| Collected data entries |
[Begin]

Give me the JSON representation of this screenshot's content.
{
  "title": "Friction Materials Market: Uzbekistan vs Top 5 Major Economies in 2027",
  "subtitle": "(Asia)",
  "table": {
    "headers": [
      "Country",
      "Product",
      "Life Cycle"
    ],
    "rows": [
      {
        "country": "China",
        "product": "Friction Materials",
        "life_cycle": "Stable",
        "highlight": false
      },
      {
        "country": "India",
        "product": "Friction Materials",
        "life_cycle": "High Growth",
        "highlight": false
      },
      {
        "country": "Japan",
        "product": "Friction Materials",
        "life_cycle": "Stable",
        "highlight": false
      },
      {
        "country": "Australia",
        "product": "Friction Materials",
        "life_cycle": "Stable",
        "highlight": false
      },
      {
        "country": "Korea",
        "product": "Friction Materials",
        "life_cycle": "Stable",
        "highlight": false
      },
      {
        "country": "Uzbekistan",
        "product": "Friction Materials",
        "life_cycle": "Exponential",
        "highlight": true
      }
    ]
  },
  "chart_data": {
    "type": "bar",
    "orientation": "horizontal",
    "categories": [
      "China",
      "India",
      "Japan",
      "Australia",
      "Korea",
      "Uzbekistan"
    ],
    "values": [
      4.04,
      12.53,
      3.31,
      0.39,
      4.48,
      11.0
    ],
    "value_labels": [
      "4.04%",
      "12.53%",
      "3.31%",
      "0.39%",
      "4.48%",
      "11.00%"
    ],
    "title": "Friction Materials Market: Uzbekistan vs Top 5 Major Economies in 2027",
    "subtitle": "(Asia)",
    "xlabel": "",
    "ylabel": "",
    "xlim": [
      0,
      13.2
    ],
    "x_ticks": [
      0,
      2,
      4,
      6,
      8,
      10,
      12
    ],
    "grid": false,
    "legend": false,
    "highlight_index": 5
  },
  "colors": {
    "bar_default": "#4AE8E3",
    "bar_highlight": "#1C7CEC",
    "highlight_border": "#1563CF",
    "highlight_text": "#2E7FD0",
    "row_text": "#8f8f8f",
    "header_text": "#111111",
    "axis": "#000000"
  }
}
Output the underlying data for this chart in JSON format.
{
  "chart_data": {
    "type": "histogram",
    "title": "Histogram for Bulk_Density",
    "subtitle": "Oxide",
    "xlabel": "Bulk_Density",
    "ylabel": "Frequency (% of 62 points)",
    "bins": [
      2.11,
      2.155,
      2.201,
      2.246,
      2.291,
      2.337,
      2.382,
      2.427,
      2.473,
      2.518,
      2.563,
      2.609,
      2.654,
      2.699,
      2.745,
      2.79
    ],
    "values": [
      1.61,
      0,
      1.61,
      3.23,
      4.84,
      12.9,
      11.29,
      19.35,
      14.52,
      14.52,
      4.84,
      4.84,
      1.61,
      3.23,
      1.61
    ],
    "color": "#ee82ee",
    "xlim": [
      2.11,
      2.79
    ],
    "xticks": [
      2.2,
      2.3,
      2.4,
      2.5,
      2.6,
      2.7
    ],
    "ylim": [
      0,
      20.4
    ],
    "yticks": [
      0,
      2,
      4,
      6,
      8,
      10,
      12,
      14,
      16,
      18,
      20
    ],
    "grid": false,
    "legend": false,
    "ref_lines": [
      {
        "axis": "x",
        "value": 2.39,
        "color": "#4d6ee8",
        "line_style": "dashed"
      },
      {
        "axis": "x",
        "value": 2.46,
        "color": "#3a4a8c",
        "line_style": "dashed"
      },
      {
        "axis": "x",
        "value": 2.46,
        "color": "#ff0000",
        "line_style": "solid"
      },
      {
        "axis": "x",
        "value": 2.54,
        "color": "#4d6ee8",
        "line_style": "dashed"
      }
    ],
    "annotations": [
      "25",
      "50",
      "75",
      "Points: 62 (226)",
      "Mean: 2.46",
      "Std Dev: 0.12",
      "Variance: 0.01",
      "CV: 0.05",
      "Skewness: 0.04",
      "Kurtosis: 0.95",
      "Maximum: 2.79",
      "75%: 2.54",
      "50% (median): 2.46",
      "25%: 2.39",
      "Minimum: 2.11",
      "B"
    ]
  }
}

[End]

| The task |
Transcribe the data. Leave every line exactly as it is.

| Response |
Give me the JSON representation of this screenshot's content.
{
  "title": "Friction Materials Market: Uzbekistan vs Top 5 Major Economies in 2027",
  "subtitle": "(Asia)",
  "table": {
    "headers": [
      "Country",
      "Product",
      "Life Cycle"
    ],
    "rows": [
      {
        "country": "China",
        "product": "Friction Materials",
        "life_cycle": "Stable",
        "highlight": false
      },
      {
        "country": "India",
        "product": "Friction Materials",
        "life_cycle": "High Growth",
        "highlight": false
      },
      {
        "country": "Japan",
        "product": "Friction Materials",
        "life_cycle": "Stable",
        "highlight": false
      },
      {
        "country": "Australia",
        "product": "Friction Materials",
        "life_cycle": "Stable",
        "highlight": false
      },
      {
        "country": "Korea",
        "product": "Friction Materials",
        "life_cycle": "Stable",
        "highlight": false
      },
      {
        "country": "Uzbekistan",
        "product": "Friction Materials",
        "life_cycle": "Exponential",
        "highlight": true
      }
    ]
  },
  "chart_data": {
    "type": "bar",
    "orientation": "horizontal",
    "categories": [
      "China",
      "India",
      "Japan",
      "Australia",
      "Korea",
      "Uzbekistan"
    ],
    "values": [
      4.04,
      12.53,
      3.31,
      0.39,
      4.48,
      11.0
    ],
    "value_labels": [
      "4.04%",
      "12.53%",
      "3.31%",
      "0.39%",
      "4.48%",
      "11.00%"
    ],
    "title": "Friction Materials Market: Uzbekistan vs Top 5 Major Economies in 2027",
    "subtitle": "(Asia)",
    "xlabel": "",
    "ylabel": "",
    "xlim": [
      0,
      13.2
    ],
    "x_ticks": [
      0,
      2,
      4,
      6,
      8,
      10,
      12
    ],
    "grid": false,
    "legend": false,
    "highlight_index": 5
  },
  "colors": {
    "bar_default": "#4AE8E3",
    "bar_highlight": "#1C7CEC",
    "highlight_border": "#1563CF",
    "highlight_text": "#2E7FD0",
    "row_text": "#8f8f8f",
    "header_text": "#111111",
    "axis": "#000000"
  }
}
Output the underlying data for this chart in JSON format.
{
  "chart_data": {
    "type": "histogram",
    "title": "Histogram for Bulk_Density",
    "subtitle": "Oxide",
    "xlabel": "Bulk_Density",
    "ylabel": "Frequency (% of 62 points)",
    "bins": [
      2.11,
      2.155,
      2.201,
      2.246,
      2.291,
      2.337,
      2.382,
      2.427,
      2.473,
      2.518,
      2.563,
      2.609,
      2.654,
      2.699,
      2.745,
      2.79
    ],
    "values": [
      1.61,
      0,
      1.61,
      3.23,
      4.84,
      12.9,
      11.29,
      19.35,
      14.52,
      14.52,
      4.84,
      4.84,
      1.61,
      3.23,
      1.61
    ],
    "color": "#ee82ee",
    "xlim": [
      2.11,
      2.79
    ],
    "xticks": [
      2.2,
      2.3,
      2.4,
      2.5,
      2.6,
      2.7
    ],
    "ylim": [
      0,
      20.4
    ],
    "yticks": [
      0,
      2,
      4,
      6,
      8,
      10,
      12,
      14,
      16,
      18,
      20
    ],
    "grid": false,
    "legend": false,
    "ref_lines": [
      {
        "axis": "x",
        "value": 2.39,
        "color": "#4d6ee8",
        "line_style": "dashed"
      },
      {
        "axis": "x",
        "value": 2.46,
        "color": "#3a4a8c",
        "line_style": "dashed"
      },
      {
        "axis": "x",
        "value": 2.46,
        "color": "#ff0000",
        "line_style": "solid"
      },
      {
        "axis": "x",
        "value": 2.54,
        "color": "#4d6ee8",
        "line_style": "dashed"
      }
    ],
    "annotations": [
      "25",
      "50",
      "75",
      "Points: 62 (226)",
      "Mean: 2.46",
      "Std Dev: 0.12",
      "Variance: 0.01",
      "CV: 0.05",
      "Skewness: 0.04",
      "Kurtosis: 0.95",
      "Maximum: 2.79",
      "75%: 2.54",
      "50% (median): 2.46",
      "25%: 2.39",
      "Minimum: 2.11",
      "B"
    ]
  }
}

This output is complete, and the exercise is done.